[Records excerpted from a collection]
◆ ◆ ◆ ◆ ◆ ◆ ◆

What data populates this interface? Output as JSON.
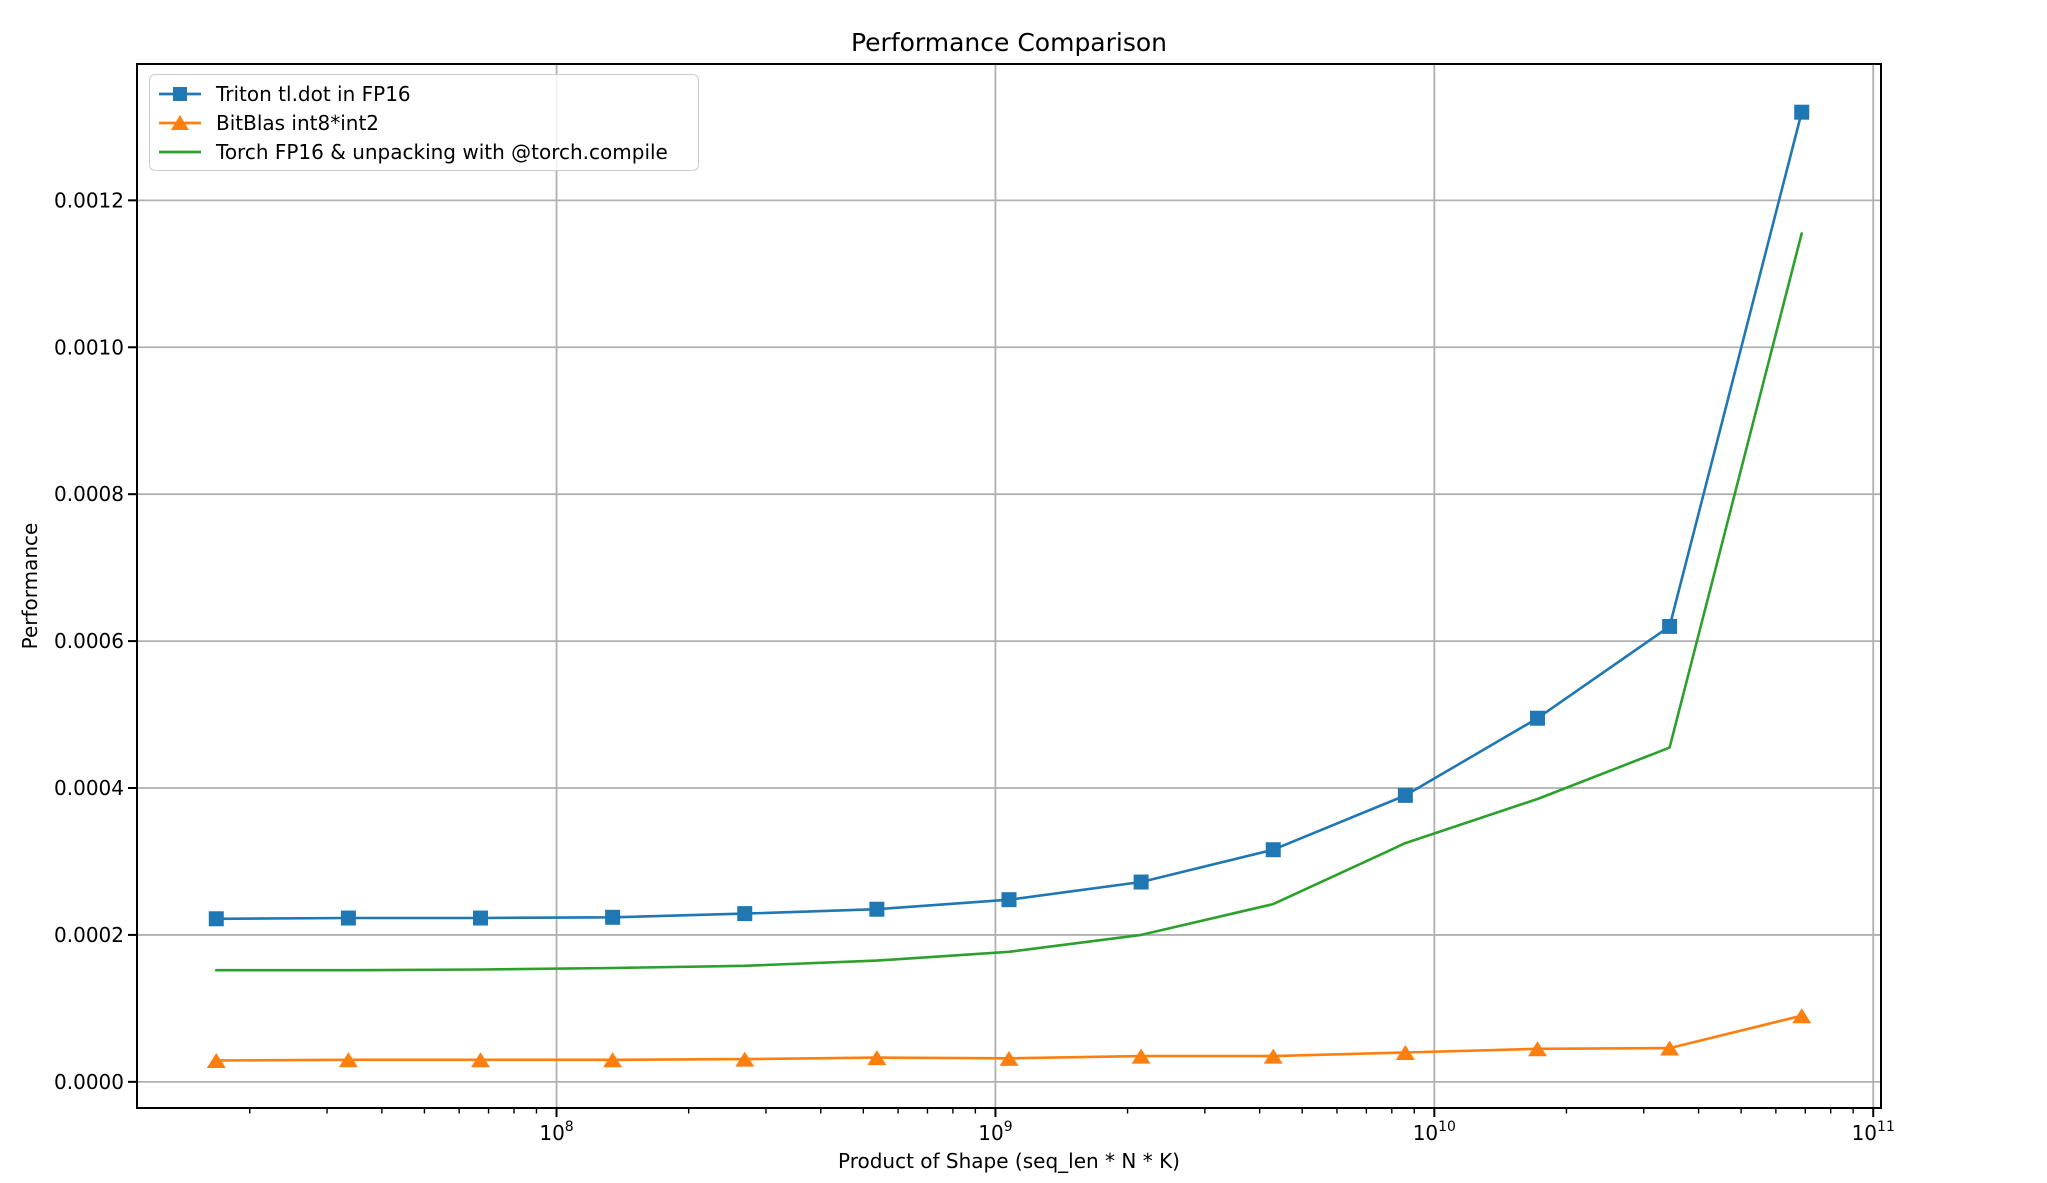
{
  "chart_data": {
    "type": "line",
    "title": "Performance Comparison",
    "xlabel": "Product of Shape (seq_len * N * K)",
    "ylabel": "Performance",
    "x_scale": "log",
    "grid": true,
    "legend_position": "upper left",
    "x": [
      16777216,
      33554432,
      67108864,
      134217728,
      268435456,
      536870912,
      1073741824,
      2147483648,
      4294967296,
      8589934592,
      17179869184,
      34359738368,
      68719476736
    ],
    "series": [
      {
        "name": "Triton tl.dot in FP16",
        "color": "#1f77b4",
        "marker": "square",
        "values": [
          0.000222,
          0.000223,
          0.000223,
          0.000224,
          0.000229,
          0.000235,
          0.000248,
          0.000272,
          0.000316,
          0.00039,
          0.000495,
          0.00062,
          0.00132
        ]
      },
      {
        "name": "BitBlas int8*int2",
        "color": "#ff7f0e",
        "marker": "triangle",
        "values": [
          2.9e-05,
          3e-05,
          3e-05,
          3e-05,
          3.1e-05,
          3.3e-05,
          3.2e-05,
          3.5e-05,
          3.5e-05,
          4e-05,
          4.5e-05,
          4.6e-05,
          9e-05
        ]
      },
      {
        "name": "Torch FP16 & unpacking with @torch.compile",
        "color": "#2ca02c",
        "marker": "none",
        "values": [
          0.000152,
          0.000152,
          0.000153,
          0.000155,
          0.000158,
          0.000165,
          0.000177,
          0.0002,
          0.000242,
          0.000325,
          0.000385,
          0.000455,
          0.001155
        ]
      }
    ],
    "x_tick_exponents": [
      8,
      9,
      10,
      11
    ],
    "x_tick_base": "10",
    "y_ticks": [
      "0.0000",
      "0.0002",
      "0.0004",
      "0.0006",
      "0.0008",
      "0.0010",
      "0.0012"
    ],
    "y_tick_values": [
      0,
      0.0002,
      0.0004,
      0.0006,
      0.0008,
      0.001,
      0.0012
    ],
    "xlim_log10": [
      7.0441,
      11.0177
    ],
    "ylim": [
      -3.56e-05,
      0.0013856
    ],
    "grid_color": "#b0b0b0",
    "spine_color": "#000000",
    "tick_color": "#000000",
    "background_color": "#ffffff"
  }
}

◆ ◆ ◆ ◆ ◆ ◆ ◆

* **Written instruction**: Exclude the images and reproduce the remaining data exactly.

* **Response below**:
What data populates this interface? Output as JSON.
{
  "chart_data": {
    "type": "line",
    "title": "Performance Comparison",
    "xlabel": "Product of Shape (seq_len * N * K)",
    "ylabel": "Performance",
    "x_scale": "log",
    "grid": true,
    "legend_position": "upper left",
    "x": [
      16777216,
      33554432,
      67108864,
      134217728,
      268435456,
      536870912,
      1073741824,
      2147483648,
      4294967296,
      8589934592,
      17179869184,
      34359738368,
      68719476736
    ],
    "series": [
      {
        "name": "Triton tl.dot in FP16",
        "color": "#1f77b4",
        "marker": "square",
        "values": [
          0.000222,
          0.000223,
          0.000223,
          0.000224,
          0.000229,
          0.000235,
          0.000248,
          0.000272,
          0.000316,
          0.00039,
          0.000495,
          0.00062,
          0.00132
        ]
      },
      {
        "name": "BitBlas int8*int2",
        "color": "#ff7f0e",
        "marker": "triangle",
        "values": [
          2.9e-05,
          3e-05,
          3e-05,
          3e-05,
          3.1e-05,
          3.3e-05,
          3.2e-05,
          3.5e-05,
          3.5e-05,
          4e-05,
          4.5e-05,
          4.6e-05,
          9e-05
        ]
      },
      {
        "name": "Torch FP16 & unpacking with @torch.compile",
        "color": "#2ca02c",
        "marker": "none",
        "values": [
          0.000152,
          0.000152,
          0.000153,
          0.000155,
          0.000158,
          0.000165,
          0.000177,
          0.0002,
          0.000242,
          0.000325,
          0.000385,
          0.000455,
          0.001155
        ]
      }
    ],
    "x_tick_exponents": [
      8,
      9,
      10,
      11
    ],
    "x_tick_base": "10",
    "y_ticks": [
      "0.0000",
      "0.0002",
      "0.0004",
      "0.0006",
      "0.0008",
      "0.0010",
      "0.0012"
    ],
    "y_tick_values": [
      0,
      0.0002,
      0.0004,
      0.0006,
      0.0008,
      0.001,
      0.0012
    ],
    "xlim_log10": [
      7.0441,
      11.0177
    ],
    "ylim": [
      -3.56e-05,
      0.0013856
    ],
    "grid_color": "#b0b0b0",
    "spine_color": "#000000",
    "tick_color": "#000000",
    "background_color": "#ffffff"
  }
}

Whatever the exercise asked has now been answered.